[start]

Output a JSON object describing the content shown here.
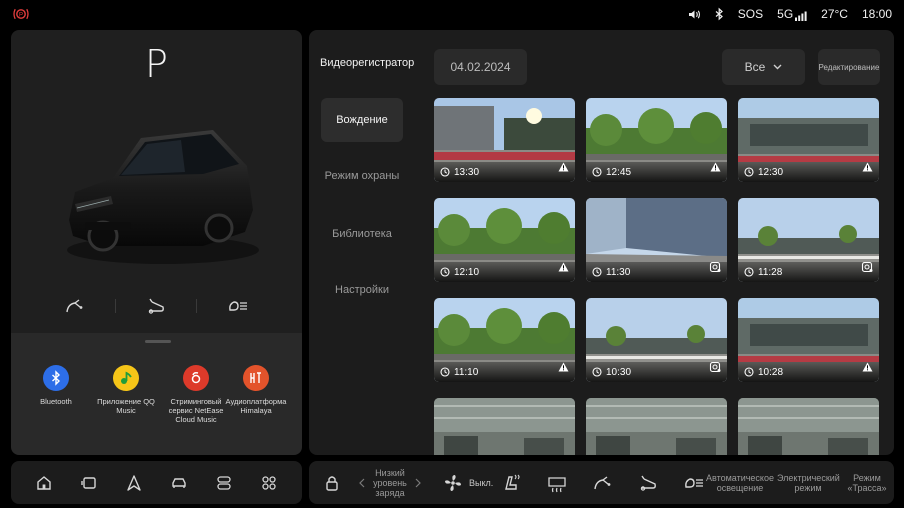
{
  "status": {
    "sos": "SOS",
    "network": "5G",
    "temperature": "27°C",
    "clock": "18:00"
  },
  "vehicle": {
    "gear": "P"
  },
  "apps": [
    {
      "label": "Bluetooth",
      "color": "#2d6ee8",
      "icon": "bluetooth-icon"
    },
    {
      "label": "Приложение QQ Music",
      "color": "#f5c518",
      "icon": "qq-music-icon"
    },
    {
      "label": "Стриминговый сервис NetEase Cloud Music",
      "color": "#dd3a2a",
      "icon": "netease-music-icon"
    },
    {
      "label": "Аудиоплатформа Himalaya",
      "color": "#e3532b",
      "icon": "himalaya-icon"
    }
  ],
  "recorder": {
    "title": "Видеорегистратор",
    "date": "04.02.2024",
    "filter": "Все",
    "edit": "Редактирование",
    "nav": [
      {
        "label": "Вождение",
        "active": true
      },
      {
        "label": "Режим охраны",
        "active": false
      },
      {
        "label": "Библиотека",
        "active": false
      },
      {
        "label": "Настройки",
        "active": false
      }
    ],
    "clips": [
      {
        "time": "13:30",
        "badge": "warning-icon",
        "scene": "street"
      },
      {
        "time": "12:45",
        "badge": "warning-icon",
        "scene": "trees"
      },
      {
        "time": "12:30",
        "badge": "warning-icon",
        "scene": "building"
      },
      {
        "time": "12:10",
        "badge": "warning-icon",
        "scene": "trees"
      },
      {
        "time": "11:30",
        "badge": "capture-icon",
        "scene": "glass"
      },
      {
        "time": "11:28",
        "badge": "capture-icon",
        "scene": "lot"
      },
      {
        "time": "11:10",
        "badge": "warning-icon",
        "scene": "trees"
      },
      {
        "time": "10:30",
        "badge": "capture-icon",
        "scene": "lot"
      },
      {
        "time": "10:28",
        "badge": "warning-icon",
        "scene": "building"
      },
      {
        "time": "",
        "badge": "",
        "scene": "garage"
      },
      {
        "time": "",
        "badge": "",
        "scene": "garage"
      },
      {
        "time": "",
        "badge": "",
        "scene": "garage"
      }
    ]
  },
  "dock": {
    "charge_low": "Низкий уровень заряда",
    "fan": "Выкл.",
    "auto_light": "Автоматическое освещение",
    "electric": "Электрический режим",
    "highway": "Режим «Трасса»"
  },
  "colors": {
    "background": "#000000",
    "panel": "#1c1c1c",
    "alert_red": "#e43d3d",
    "text": "#e8e8e8"
  }
}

[end]

> _Required task_: Repeat the entries exactly. Pictures are excluded from the copy.

> _Answer below_:
Output a JSON object describing the content shown here.
{
  "status": {
    "sos": "SOS",
    "network": "5G",
    "temperature": "27°C",
    "clock": "18:00"
  },
  "vehicle": {
    "gear": "P"
  },
  "apps": [
    {
      "label": "Bluetooth",
      "color": "#2d6ee8",
      "icon": "bluetooth-icon"
    },
    {
      "label": "Приложение QQ Music",
      "color": "#f5c518",
      "icon": "qq-music-icon"
    },
    {
      "label": "Стриминговый сервис NetEase Cloud Music",
      "color": "#dd3a2a",
      "icon": "netease-music-icon"
    },
    {
      "label": "Аудиоплатформа Himalaya",
      "color": "#e3532b",
      "icon": "himalaya-icon"
    }
  ],
  "recorder": {
    "title": "Видеорегистратор",
    "date": "04.02.2024",
    "filter": "Все",
    "edit": "Редактирование",
    "nav": [
      {
        "label": "Вождение",
        "active": true
      },
      {
        "label": "Режим охраны",
        "active": false
      },
      {
        "label": "Библиотека",
        "active": false
      },
      {
        "label": "Настройки",
        "active": false
      }
    ],
    "clips": [
      {
        "time": "13:30",
        "badge": "warning-icon",
        "scene": "street"
      },
      {
        "time": "12:45",
        "badge": "warning-icon",
        "scene": "trees"
      },
      {
        "time": "12:30",
        "badge": "warning-icon",
        "scene": "building"
      },
      {
        "time": "12:10",
        "badge": "warning-icon",
        "scene": "trees"
      },
      {
        "time": "11:30",
        "badge": "capture-icon",
        "scene": "glass"
      },
      {
        "time": "11:28",
        "badge": "capture-icon",
        "scene": "lot"
      },
      {
        "time": "11:10",
        "badge": "warning-icon",
        "scene": "trees"
      },
      {
        "time": "10:30",
        "badge": "capture-icon",
        "scene": "lot"
      },
      {
        "time": "10:28",
        "badge": "warning-icon",
        "scene": "building"
      },
      {
        "time": "",
        "badge": "",
        "scene": "garage"
      },
      {
        "time": "",
        "badge": "",
        "scene": "garage"
      },
      {
        "time": "",
        "badge": "",
        "scene": "garage"
      }
    ]
  },
  "dock": {
    "charge_low": "Низкий уровень заряда",
    "fan": "Выкл.",
    "auto_light": "Автоматическое освещение",
    "electric": "Электрический режим",
    "highway": "Режим «Трасса»"
  },
  "colors": {
    "background": "#000000",
    "panel": "#1c1c1c",
    "alert_red": "#e43d3d",
    "text": "#e8e8e8"
  }
}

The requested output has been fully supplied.